WHAT IS REQUIRED: Copy the data below exactly.

DATA SUPPLIED:
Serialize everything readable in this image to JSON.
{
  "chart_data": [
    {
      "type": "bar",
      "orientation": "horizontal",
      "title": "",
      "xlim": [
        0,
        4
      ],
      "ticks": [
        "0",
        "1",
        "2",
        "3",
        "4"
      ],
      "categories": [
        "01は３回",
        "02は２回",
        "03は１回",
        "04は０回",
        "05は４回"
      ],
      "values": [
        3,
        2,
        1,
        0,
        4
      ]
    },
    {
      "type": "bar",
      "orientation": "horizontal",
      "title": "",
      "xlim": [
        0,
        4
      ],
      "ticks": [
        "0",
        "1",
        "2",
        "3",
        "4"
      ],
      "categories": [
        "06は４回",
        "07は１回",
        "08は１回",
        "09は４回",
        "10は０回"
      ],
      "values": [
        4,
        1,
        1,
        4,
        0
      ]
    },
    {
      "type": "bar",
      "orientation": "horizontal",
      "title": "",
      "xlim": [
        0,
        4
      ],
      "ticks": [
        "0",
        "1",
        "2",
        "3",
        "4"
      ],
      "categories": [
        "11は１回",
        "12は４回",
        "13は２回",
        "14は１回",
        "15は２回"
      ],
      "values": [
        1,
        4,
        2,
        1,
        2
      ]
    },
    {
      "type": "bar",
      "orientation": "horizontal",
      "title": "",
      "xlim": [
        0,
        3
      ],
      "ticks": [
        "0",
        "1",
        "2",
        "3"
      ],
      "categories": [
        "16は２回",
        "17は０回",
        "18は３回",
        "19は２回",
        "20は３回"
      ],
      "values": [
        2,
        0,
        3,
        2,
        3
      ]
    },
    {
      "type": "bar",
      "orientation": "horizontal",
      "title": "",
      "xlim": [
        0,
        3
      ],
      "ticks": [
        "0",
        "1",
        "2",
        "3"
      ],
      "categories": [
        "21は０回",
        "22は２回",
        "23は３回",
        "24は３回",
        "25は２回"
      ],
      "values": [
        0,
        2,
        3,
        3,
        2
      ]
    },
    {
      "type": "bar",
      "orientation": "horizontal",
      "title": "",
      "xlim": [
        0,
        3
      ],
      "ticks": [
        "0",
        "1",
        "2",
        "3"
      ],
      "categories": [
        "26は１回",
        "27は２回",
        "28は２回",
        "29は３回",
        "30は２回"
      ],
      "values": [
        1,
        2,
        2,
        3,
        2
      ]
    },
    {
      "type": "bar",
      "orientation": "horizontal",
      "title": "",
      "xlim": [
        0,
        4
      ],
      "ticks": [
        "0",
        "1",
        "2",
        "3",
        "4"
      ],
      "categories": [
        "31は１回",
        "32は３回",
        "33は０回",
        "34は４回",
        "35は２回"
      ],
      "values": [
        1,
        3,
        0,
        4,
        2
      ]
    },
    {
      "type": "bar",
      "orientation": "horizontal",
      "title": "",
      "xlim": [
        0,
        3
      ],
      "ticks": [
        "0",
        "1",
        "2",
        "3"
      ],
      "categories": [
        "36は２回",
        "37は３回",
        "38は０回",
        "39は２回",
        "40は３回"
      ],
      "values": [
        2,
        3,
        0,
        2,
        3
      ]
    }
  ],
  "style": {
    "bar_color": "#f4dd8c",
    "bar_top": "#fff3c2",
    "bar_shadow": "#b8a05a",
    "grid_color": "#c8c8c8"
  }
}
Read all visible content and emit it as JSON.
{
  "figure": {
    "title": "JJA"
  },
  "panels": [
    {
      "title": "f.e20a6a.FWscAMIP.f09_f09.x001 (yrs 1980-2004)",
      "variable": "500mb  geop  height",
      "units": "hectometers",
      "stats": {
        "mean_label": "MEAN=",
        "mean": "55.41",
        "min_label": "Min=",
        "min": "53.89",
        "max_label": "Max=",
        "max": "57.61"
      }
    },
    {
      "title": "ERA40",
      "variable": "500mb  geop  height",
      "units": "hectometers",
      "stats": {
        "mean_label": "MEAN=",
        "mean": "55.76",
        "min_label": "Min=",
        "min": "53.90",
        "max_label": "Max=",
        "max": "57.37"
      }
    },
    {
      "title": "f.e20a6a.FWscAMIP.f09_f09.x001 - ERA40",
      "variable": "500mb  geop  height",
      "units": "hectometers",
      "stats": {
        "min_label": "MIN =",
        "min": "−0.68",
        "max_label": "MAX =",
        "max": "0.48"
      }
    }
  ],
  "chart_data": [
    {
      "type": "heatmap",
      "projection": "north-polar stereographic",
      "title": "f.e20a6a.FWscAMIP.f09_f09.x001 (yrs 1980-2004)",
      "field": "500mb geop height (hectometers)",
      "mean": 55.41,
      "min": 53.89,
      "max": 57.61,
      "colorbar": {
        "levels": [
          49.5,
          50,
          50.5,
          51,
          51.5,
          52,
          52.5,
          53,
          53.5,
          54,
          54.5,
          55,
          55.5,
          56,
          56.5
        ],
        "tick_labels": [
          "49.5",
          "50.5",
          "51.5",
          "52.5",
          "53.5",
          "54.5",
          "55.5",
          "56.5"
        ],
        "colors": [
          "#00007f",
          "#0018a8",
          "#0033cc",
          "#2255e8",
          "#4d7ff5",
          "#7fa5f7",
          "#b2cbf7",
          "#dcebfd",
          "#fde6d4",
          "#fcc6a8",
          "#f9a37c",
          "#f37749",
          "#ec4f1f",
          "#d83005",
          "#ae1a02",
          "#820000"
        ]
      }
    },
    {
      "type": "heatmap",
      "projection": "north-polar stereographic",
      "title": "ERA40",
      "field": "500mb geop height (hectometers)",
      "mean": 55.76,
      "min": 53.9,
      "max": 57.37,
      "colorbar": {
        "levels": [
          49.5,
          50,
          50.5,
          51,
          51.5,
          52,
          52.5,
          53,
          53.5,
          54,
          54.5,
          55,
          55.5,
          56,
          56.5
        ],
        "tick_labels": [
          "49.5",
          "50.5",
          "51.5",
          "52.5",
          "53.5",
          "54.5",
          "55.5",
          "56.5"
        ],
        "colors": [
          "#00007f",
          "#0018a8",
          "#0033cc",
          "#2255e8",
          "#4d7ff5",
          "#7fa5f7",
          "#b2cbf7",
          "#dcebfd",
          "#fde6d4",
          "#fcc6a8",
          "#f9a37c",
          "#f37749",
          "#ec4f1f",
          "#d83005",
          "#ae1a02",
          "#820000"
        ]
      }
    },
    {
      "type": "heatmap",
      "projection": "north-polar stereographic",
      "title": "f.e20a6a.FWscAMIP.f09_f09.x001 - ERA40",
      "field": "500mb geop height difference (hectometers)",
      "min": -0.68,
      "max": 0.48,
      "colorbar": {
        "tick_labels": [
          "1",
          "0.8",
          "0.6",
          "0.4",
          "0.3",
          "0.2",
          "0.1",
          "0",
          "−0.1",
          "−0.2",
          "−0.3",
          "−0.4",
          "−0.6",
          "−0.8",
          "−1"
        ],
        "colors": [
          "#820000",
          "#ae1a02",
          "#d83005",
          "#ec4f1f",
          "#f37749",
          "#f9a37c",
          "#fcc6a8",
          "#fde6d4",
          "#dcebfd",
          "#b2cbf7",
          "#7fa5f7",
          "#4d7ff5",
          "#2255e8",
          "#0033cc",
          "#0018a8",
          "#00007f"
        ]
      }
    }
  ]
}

ANSWER BELOW:
Serialize everything readable in this image to JSON.
{
  "chart_data": [
    {
      "type": "bar",
      "orientation": "horizontal",
      "title": "",
      "xlim": [
        0,
        4
      ],
      "ticks": [
        "0",
        "1",
        "2",
        "3",
        "4"
      ],
      "categories": [
        "01は３回",
        "02は２回",
        "03は１回",
        "04は０回",
        "05は４回"
      ],
      "values": [
        3,
        2,
        1,
        0,
        4
      ]
    },
    {
      "type": "bar",
      "orientation": "horizontal",
      "title": "",
      "xlim": [
        0,
        4
      ],
      "ticks": [
        "0",
        "1",
        "2",
        "3",
        "4"
      ],
      "categories": [
        "06は４回",
        "07は１回",
        "08は１回",
        "09は４回",
        "10は０回"
      ],
      "values": [
        4,
        1,
        1,
        4,
        0
      ]
    },
    {
      "type": "bar",
      "orientation": "horizontal",
      "title": "",
      "xlim": [
        0,
        4
      ],
      "ticks": [
        "0",
        "1",
        "2",
        "3",
        "4"
      ],
      "categories": [
        "11は１回",
        "12は４回",
        "13は２回",
        "14は１回",
        "15は２回"
      ],
      "values": [
        1,
        4,
        2,
        1,
        2
      ]
    },
    {
      "type": "bar",
      "orientation": "horizontal",
      "title": "",
      "xlim": [
        0,
        3
      ],
      "ticks": [
        "0",
        "1",
        "2",
        "3"
      ],
      "categories": [
        "16は２回",
        "17は０回",
        "18は３回",
        "19は２回",
        "20は３回"
      ],
      "values": [
        2,
        0,
        3,
        2,
        3
      ]
    },
    {
      "type": "bar",
      "orientation": "horizontal",
      "title": "",
      "xlim": [
        0,
        3
      ],
      "ticks": [
        "0",
        "1",
        "2",
        "3"
      ],
      "categories": [
        "21は０回",
        "22は２回",
        "23は３回",
        "24は３回",
        "25は２回"
      ],
      "values": [
        0,
        2,
        3,
        3,
        2
      ]
    },
    {
      "type": "bar",
      "orientation": "horizontal",
      "title": "",
      "xlim": [
        0,
        3
      ],
      "ticks": [
        "0",
        "1",
        "2",
        "3"
      ],
      "categories": [
        "26は１回",
        "27は２回",
        "28は２回",
        "29は３回",
        "30は２回"
      ],
      "values": [
        1,
        2,
        2,
        3,
        2
      ]
    },
    {
      "type": "bar",
      "orientation": "horizontal",
      "title": "",
      "xlim": [
        0,
        4
      ],
      "ticks": [
        "0",
        "1",
        "2",
        "3",
        "4"
      ],
      "categories": [
        "31は１回",
        "32は３回",
        "33は０回",
        "34は４回",
        "35は２回"
      ],
      "values": [
        1,
        3,
        0,
        4,
        2
      ]
    },
    {
      "type": "bar",
      "orientation": "horizontal",
      "title": "",
      "xlim": [
        0,
        3
      ],
      "ticks": [
        "0",
        "1",
        "2",
        "3"
      ],
      "categories": [
        "36は２回",
        "37は３回",
        "38は０回",
        "39は２回",
        "40は３回"
      ],
      "values": [
        2,
        3,
        0,
        2,
        3
      ]
    }
  ],
  "style": {
    "bar_color": "#f4dd8c",
    "bar_top": "#fff3c2",
    "bar_shadow": "#b8a05a",
    "grid_color": "#c8c8c8"
  }
}
Read all visible content and emit it as JSON.
{
  "figure": {
    "title": "JJA"
  },
  "panels": [
    {
      "title": "f.e20a6a.FWscAMIP.f09_f09.x001 (yrs 1980-2004)",
      "variable": "500mb  geop  height",
      "units": "hectometers",
      "stats": {
        "mean_label": "MEAN=",
        "mean": "55.41",
        "min_label": "Min=",
        "min": "53.89",
        "max_label": "Max=",
        "max": "57.61"
      }
    },
    {
      "title": "ERA40",
      "variable": "500mb  geop  height",
      "units": "hectometers",
      "stats": {
        "mean_label": "MEAN=",
        "mean": "55.76",
        "min_label": "Min=",
        "min": "53.90",
        "max_label": "Max=",
        "max": "57.37"
      }
    },
    {
      "title": "f.e20a6a.FWscAMIP.f09_f09.x001 - ERA40",
      "variable": "500mb  geop  height",
      "units": "hectometers",
      "stats": {
        "min_label": "MIN =",
        "min": "−0.68",
        "max_label": "MAX =",
        "max": "0.48"
      }
    }
  ],
  "chart_data": [
    {
      "type": "heatmap",
      "projection": "north-polar stereographic",
      "title": "f.e20a6a.FWscAMIP.f09_f09.x001 (yrs 1980-2004)",
      "field": "500mb geop height (hectometers)",
      "mean": 55.41,
      "min": 53.89,
      "max": 57.61,
      "colorbar": {
        "levels": [
          49.5,
          50,
          50.5,
          51,
          51.5,
          52,
          52.5,
          53,
          53.5,
          54,
          54.5,
          55,
          55.5,
          56,
          56.5
        ],
        "tick_labels": [
          "49.5",
          "50.5",
          "51.5",
          "52.5",
          "53.5",
          "54.5",
          "55.5",
          "56.5"
        ],
        "colors": [
          "#00007f",
          "#0018a8",
          "#0033cc",
          "#2255e8",
          "#4d7ff5",
          "#7fa5f7",
          "#b2cbf7",
          "#dcebfd",
          "#fde6d4",
          "#fcc6a8",
          "#f9a37c",
          "#f37749",
          "#ec4f1f",
          "#d83005",
          "#ae1a02",
          "#820000"
        ]
      }
    },
    {
      "type": "heatmap",
      "projection": "north-polar stereographic",
      "title": "ERA40",
      "field": "500mb geop height (hectometers)",
      "mean": 55.76,
      "min": 53.9,
      "max": 57.37,
      "colorbar": {
        "levels": [
          49.5,
          50,
          50.5,
          51,
          51.5,
          52,
          52.5,
          53,
          53.5,
          54,
          54.5,
          55,
          55.5,
          56,
          56.5
        ],
        "tick_labels": [
          "49.5",
          "50.5",
          "51.5",
          "52.5",
          "53.5",
          "54.5",
          "55.5",
          "56.5"
        ],
        "colors": [
          "#00007f",
          "#0018a8",
          "#0033cc",
          "#2255e8",
          "#4d7ff5",
          "#7fa5f7",
          "#b2cbf7",
          "#dcebfd",
          "#fde6d4",
          "#fcc6a8",
          "#f9a37c",
          "#f37749",
          "#ec4f1f",
          "#d83005",
          "#ae1a02",
          "#820000"
        ]
      }
    },
    {
      "type": "heatmap",
      "projection": "north-polar stereographic",
      "title": "f.e20a6a.FWscAMIP.f09_f09.x001 - ERA40",
      "field": "500mb geop height difference (hectometers)",
      "min": -0.68,
      "max": 0.48,
      "colorbar": {
        "tick_labels": [
          "1",
          "0.8",
          "0.6",
          "0.4",
          "0.3",
          "0.2",
          "0.1",
          "0",
          "−0.1",
          "−0.2",
          "−0.3",
          "−0.4",
          "−0.6",
          "−0.8",
          "−1"
        ],
        "colors": [
          "#820000",
          "#ae1a02",
          "#d83005",
          "#ec4f1f",
          "#f37749",
          "#f9a37c",
          "#fcc6a8",
          "#fde6d4",
          "#dcebfd",
          "#b2cbf7",
          "#7fa5f7",
          "#4d7ff5",
          "#2255e8",
          "#0033cc",
          "#0018a8",
          "#00007f"
        ]
      }
    }
  ]
}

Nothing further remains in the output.